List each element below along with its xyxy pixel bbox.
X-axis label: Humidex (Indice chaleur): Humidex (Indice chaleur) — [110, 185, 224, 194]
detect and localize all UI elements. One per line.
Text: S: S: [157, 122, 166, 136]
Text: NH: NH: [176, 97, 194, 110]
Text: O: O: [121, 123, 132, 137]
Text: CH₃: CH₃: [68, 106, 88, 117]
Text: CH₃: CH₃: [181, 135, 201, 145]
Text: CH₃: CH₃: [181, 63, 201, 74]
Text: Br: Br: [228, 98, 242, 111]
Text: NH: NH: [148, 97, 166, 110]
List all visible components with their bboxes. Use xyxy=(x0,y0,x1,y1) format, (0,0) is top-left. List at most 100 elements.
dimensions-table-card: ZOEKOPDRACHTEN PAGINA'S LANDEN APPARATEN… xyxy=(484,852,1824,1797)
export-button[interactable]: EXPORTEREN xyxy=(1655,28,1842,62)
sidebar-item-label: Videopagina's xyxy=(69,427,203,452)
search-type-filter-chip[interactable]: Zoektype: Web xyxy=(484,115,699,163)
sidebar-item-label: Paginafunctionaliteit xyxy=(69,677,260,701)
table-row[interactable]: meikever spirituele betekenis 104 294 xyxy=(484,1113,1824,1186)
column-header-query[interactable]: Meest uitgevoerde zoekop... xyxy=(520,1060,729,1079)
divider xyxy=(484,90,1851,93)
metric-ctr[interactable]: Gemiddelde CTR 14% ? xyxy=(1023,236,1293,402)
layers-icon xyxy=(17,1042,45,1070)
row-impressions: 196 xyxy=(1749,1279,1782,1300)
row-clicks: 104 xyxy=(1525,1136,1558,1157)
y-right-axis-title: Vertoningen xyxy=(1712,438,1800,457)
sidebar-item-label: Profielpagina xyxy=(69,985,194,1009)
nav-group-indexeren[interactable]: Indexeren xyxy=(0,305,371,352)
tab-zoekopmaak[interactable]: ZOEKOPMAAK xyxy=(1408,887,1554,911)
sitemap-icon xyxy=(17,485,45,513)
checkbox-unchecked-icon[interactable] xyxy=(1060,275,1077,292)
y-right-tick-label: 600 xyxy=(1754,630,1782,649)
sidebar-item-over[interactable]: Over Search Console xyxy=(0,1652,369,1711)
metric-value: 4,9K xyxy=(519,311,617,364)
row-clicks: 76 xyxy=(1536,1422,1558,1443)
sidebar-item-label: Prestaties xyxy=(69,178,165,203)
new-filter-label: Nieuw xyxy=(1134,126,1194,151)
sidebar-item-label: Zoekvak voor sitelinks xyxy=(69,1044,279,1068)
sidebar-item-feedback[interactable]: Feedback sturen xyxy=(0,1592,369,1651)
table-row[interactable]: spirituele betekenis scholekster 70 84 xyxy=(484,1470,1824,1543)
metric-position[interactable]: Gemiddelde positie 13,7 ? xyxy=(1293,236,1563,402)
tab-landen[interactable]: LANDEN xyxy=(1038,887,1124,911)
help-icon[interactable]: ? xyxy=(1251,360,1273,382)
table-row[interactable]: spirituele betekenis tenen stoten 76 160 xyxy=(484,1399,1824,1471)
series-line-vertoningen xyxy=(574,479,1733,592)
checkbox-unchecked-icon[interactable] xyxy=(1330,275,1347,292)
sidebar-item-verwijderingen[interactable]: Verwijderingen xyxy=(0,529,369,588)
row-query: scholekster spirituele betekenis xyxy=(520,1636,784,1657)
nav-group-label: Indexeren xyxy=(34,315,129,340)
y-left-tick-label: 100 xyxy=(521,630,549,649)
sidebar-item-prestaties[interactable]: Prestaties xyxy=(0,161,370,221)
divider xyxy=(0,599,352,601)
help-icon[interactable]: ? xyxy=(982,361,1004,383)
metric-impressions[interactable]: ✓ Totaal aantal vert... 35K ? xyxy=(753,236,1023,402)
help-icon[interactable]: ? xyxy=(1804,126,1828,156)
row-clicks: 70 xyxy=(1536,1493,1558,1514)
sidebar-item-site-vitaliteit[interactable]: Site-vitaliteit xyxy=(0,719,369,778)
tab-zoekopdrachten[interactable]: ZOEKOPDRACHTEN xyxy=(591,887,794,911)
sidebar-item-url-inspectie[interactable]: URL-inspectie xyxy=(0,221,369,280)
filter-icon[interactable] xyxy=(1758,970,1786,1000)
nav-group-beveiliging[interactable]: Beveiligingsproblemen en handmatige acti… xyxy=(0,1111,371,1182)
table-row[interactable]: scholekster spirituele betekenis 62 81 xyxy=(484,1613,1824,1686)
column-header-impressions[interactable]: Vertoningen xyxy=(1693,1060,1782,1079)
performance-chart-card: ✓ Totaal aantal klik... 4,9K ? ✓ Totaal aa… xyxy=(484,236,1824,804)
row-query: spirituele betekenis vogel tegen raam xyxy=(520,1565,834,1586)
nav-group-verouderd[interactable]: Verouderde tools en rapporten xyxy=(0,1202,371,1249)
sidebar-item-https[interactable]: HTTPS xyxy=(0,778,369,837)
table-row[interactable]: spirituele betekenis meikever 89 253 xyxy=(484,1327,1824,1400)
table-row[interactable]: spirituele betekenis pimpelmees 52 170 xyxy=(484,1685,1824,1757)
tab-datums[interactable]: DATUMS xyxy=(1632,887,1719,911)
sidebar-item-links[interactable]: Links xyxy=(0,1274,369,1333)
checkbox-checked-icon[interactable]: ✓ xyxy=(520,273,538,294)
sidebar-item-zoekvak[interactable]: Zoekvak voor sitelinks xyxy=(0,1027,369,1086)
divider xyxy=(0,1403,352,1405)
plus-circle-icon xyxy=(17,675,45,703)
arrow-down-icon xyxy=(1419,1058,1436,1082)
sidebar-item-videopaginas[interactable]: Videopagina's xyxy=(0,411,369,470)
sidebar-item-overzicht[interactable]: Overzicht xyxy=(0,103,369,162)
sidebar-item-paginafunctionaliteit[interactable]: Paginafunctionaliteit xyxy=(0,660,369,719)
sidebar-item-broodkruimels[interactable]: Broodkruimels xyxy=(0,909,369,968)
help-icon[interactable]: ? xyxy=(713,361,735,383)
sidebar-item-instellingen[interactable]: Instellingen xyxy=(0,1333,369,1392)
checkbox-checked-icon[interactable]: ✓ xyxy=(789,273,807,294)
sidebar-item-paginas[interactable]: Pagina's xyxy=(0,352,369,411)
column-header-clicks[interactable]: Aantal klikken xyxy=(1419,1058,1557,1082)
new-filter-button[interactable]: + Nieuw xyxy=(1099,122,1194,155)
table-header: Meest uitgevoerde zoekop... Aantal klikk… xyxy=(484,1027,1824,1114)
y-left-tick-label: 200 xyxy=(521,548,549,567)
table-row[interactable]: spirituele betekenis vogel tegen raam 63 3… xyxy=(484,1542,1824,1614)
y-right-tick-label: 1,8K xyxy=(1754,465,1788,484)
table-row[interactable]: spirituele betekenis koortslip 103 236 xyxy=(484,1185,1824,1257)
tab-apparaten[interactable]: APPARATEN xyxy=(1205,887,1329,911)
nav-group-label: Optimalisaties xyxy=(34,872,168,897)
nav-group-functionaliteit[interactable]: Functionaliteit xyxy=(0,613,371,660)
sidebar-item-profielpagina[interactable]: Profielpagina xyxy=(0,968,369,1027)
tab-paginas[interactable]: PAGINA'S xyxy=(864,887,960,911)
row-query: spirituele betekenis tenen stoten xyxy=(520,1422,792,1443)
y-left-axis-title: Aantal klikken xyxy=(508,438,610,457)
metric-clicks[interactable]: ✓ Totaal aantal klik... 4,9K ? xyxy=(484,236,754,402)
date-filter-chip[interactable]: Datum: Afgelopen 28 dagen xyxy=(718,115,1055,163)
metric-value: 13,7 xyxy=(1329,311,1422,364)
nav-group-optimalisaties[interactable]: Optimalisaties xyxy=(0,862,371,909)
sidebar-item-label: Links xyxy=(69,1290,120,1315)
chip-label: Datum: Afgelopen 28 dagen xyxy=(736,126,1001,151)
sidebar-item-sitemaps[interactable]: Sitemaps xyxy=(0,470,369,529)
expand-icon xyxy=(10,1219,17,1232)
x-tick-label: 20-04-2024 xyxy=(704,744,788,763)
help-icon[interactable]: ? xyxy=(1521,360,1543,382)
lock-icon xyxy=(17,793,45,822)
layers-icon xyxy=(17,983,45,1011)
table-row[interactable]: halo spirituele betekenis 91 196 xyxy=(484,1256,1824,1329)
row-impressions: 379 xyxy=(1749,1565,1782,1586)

- **TASK TO COMPLETE**: Switch "Humidex" to "Heat index" everywhere in the entries from the start through the line with "sidebar-item-label: Paginafunctionaliteit xyxy=(69,677,260,701)", and return those lines with nothing else altered.

- **ANSWER FOR THE TASK**:
List each element below along with its xyxy pixel bbox.
X-axis label: Heat index (Indice chaleur): Heat index (Indice chaleur) — [110, 185, 224, 194]
detect and localize all UI elements. One per line.
Text: S: S: [157, 122, 166, 136]
Text: NH: NH: [176, 97, 194, 110]
Text: O: O: [121, 123, 132, 137]
Text: CH₃: CH₃: [68, 106, 88, 117]
Text: CH₃: CH₃: [181, 135, 201, 145]
Text: CH₃: CH₃: [181, 63, 201, 74]
Text: Br: Br: [228, 98, 242, 111]
Text: NH: NH: [148, 97, 166, 110]
List all visible components with their bboxes. Use xyxy=(x0,y0,x1,y1) format, (0,0) is top-left. List at most 100 elements.
dimensions-table-card: ZOEKOPDRACHTEN PAGINA'S LANDEN APPARATEN… xyxy=(484,852,1824,1797)
export-button[interactable]: EXPORTEREN xyxy=(1655,28,1842,62)
sidebar-item-label: Videopagina's xyxy=(69,427,203,452)
search-type-filter-chip[interactable]: Zoektype: Web xyxy=(484,115,699,163)
sidebar-item-label: Paginafunctionaliteit xyxy=(69,677,260,701)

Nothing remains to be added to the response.